▸ WHAT IS NEEDED: Images are excluded; otherwise, output every record exactly.

▸ MATERIAL SHOWN:

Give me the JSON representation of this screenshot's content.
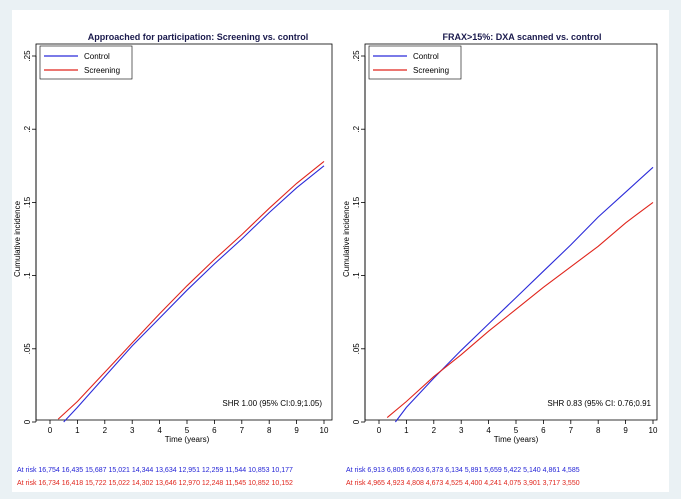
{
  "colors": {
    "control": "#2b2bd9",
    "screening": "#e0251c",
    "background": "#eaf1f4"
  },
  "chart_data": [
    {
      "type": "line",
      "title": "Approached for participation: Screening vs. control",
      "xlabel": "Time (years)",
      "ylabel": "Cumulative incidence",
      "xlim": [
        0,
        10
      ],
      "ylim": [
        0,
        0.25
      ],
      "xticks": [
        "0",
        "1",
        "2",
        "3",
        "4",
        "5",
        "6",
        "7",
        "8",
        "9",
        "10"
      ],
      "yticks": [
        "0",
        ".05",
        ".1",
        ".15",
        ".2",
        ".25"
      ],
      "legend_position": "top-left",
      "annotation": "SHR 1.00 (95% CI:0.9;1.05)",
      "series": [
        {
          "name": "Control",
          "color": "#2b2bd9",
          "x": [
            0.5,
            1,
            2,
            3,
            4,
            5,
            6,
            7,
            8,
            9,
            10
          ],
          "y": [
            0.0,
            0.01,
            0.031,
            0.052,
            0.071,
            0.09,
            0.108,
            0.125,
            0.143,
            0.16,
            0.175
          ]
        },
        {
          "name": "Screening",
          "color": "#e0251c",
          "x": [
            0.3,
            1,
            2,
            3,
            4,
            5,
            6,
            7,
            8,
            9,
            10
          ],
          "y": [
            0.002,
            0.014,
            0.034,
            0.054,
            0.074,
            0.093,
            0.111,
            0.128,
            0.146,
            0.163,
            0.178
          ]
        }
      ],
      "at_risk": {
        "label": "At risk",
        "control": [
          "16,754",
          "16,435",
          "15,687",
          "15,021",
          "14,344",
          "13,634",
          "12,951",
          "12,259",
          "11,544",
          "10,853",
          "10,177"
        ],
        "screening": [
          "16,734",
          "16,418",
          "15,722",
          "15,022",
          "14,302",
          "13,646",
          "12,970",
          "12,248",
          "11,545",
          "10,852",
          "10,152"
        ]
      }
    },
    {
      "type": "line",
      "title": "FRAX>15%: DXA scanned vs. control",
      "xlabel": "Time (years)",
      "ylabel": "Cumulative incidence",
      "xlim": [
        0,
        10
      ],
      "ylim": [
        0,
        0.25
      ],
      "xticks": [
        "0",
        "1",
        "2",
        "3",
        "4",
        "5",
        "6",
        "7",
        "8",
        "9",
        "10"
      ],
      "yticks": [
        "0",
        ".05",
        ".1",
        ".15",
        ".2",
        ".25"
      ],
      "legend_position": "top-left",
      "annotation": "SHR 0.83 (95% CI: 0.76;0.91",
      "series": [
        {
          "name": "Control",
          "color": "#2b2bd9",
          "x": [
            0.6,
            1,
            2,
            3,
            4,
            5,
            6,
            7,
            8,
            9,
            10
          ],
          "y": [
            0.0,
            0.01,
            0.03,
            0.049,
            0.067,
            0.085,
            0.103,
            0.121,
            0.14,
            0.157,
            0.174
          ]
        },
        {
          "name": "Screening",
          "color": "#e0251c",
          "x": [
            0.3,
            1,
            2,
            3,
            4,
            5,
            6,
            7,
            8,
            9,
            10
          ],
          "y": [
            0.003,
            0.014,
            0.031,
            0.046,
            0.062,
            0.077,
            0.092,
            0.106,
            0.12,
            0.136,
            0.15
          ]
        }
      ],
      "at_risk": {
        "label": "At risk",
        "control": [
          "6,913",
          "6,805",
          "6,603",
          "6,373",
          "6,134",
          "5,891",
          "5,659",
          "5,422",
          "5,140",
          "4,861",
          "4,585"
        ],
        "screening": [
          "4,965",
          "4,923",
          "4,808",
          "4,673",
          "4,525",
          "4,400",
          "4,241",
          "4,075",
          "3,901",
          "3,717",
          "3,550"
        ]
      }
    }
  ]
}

▸ COMPLETED TASK:
Give me the JSON representation of this screenshot's content.
{
  "colors": {
    "control": "#2b2bd9",
    "screening": "#e0251c",
    "background": "#eaf1f4"
  },
  "chart_data": [
    {
      "type": "line",
      "title": "Approached for participation: Screening vs. control",
      "xlabel": "Time (years)",
      "ylabel": "Cumulative incidence",
      "xlim": [
        0,
        10
      ],
      "ylim": [
        0,
        0.25
      ],
      "xticks": [
        "0",
        "1",
        "2",
        "3",
        "4",
        "5",
        "6",
        "7",
        "8",
        "9",
        "10"
      ],
      "yticks": [
        "0",
        ".05",
        ".1",
        ".15",
        ".2",
        ".25"
      ],
      "legend_position": "top-left",
      "annotation": "SHR 1.00 (95% CI:0.9;1.05)",
      "series": [
        {
          "name": "Control",
          "color": "#2b2bd9",
          "x": [
            0.5,
            1,
            2,
            3,
            4,
            5,
            6,
            7,
            8,
            9,
            10
          ],
          "y": [
            0.0,
            0.01,
            0.031,
            0.052,
            0.071,
            0.09,
            0.108,
            0.125,
            0.143,
            0.16,
            0.175
          ]
        },
        {
          "name": "Screening",
          "color": "#e0251c",
          "x": [
            0.3,
            1,
            2,
            3,
            4,
            5,
            6,
            7,
            8,
            9,
            10
          ],
          "y": [
            0.002,
            0.014,
            0.034,
            0.054,
            0.074,
            0.093,
            0.111,
            0.128,
            0.146,
            0.163,
            0.178
          ]
        }
      ],
      "at_risk": {
        "label": "At risk",
        "control": [
          "16,754",
          "16,435",
          "15,687",
          "15,021",
          "14,344",
          "13,634",
          "12,951",
          "12,259",
          "11,544",
          "10,853",
          "10,177"
        ],
        "screening": [
          "16,734",
          "16,418",
          "15,722",
          "15,022",
          "14,302",
          "13,646",
          "12,970",
          "12,248",
          "11,545",
          "10,852",
          "10,152"
        ]
      }
    },
    {
      "type": "line",
      "title": "FRAX>15%: DXA scanned vs. control",
      "xlabel": "Time (years)",
      "ylabel": "Cumulative incidence",
      "xlim": [
        0,
        10
      ],
      "ylim": [
        0,
        0.25
      ],
      "xticks": [
        "0",
        "1",
        "2",
        "3",
        "4",
        "5",
        "6",
        "7",
        "8",
        "9",
        "10"
      ],
      "yticks": [
        "0",
        ".05",
        ".1",
        ".15",
        ".2",
        ".25"
      ],
      "legend_position": "top-left",
      "annotation": "SHR 0.83 (95% CI: 0.76;0.91",
      "series": [
        {
          "name": "Control",
          "color": "#2b2bd9",
          "x": [
            0.6,
            1,
            2,
            3,
            4,
            5,
            6,
            7,
            8,
            9,
            10
          ],
          "y": [
            0.0,
            0.01,
            0.03,
            0.049,
            0.067,
            0.085,
            0.103,
            0.121,
            0.14,
            0.157,
            0.174
          ]
        },
        {
          "name": "Screening",
          "color": "#e0251c",
          "x": [
            0.3,
            1,
            2,
            3,
            4,
            5,
            6,
            7,
            8,
            9,
            10
          ],
          "y": [
            0.003,
            0.014,
            0.031,
            0.046,
            0.062,
            0.077,
            0.092,
            0.106,
            0.12,
            0.136,
            0.15
          ]
        }
      ],
      "at_risk": {
        "label": "At risk",
        "control": [
          "6,913",
          "6,805",
          "6,603",
          "6,373",
          "6,134",
          "5,891",
          "5,659",
          "5,422",
          "5,140",
          "4,861",
          "4,585"
        ],
        "screening": [
          "4,965",
          "4,923",
          "4,808",
          "4,673",
          "4,525",
          "4,400",
          "4,241",
          "4,075",
          "3,901",
          "3,717",
          "3,550"
        ]
      }
    }
  ]
}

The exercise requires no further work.